EXERCISE OBJECTIVE:
Repeat each entry exactly and drop the pictures.

┄┄┄┄┄┄┄┄┄┄┄┄┄┄┄┄┄┄┄┄

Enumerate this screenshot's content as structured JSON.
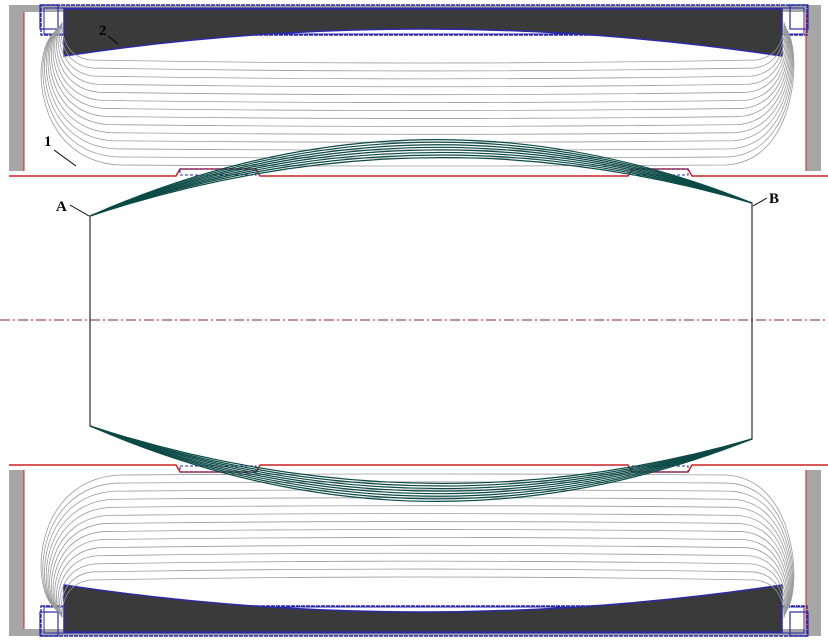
{
  "labels": {
    "one": "1",
    "two": "2",
    "a": "A",
    "b": "B"
  },
  "colors": {
    "frame": "#2a2aa8",
    "steel": "#a6a6a6",
    "coil": "#3a3a3a",
    "field_lines": "#9a9a9a",
    "bore_line": "#cc2222",
    "beam": "#0b4a46",
    "axis": "#8b2030"
  }
}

┄┄┄┄┄┄┄┄┄┄┄┄┄┄┄┄┄┄┄┄

ANSWER TO THIS EXERCISE:
Enumerate this screenshot's content as structured JSON.
{
  "labels": {
    "one": "1",
    "two": "2",
    "a": "A",
    "b": "B"
  },
  "colors": {
    "frame": "#2a2aa8",
    "steel": "#a6a6a6",
    "coil": "#3a3a3a",
    "field_lines": "#9a9a9a",
    "bore_line": "#cc2222",
    "beam": "#0b4a46",
    "axis": "#8b2030"
  }
}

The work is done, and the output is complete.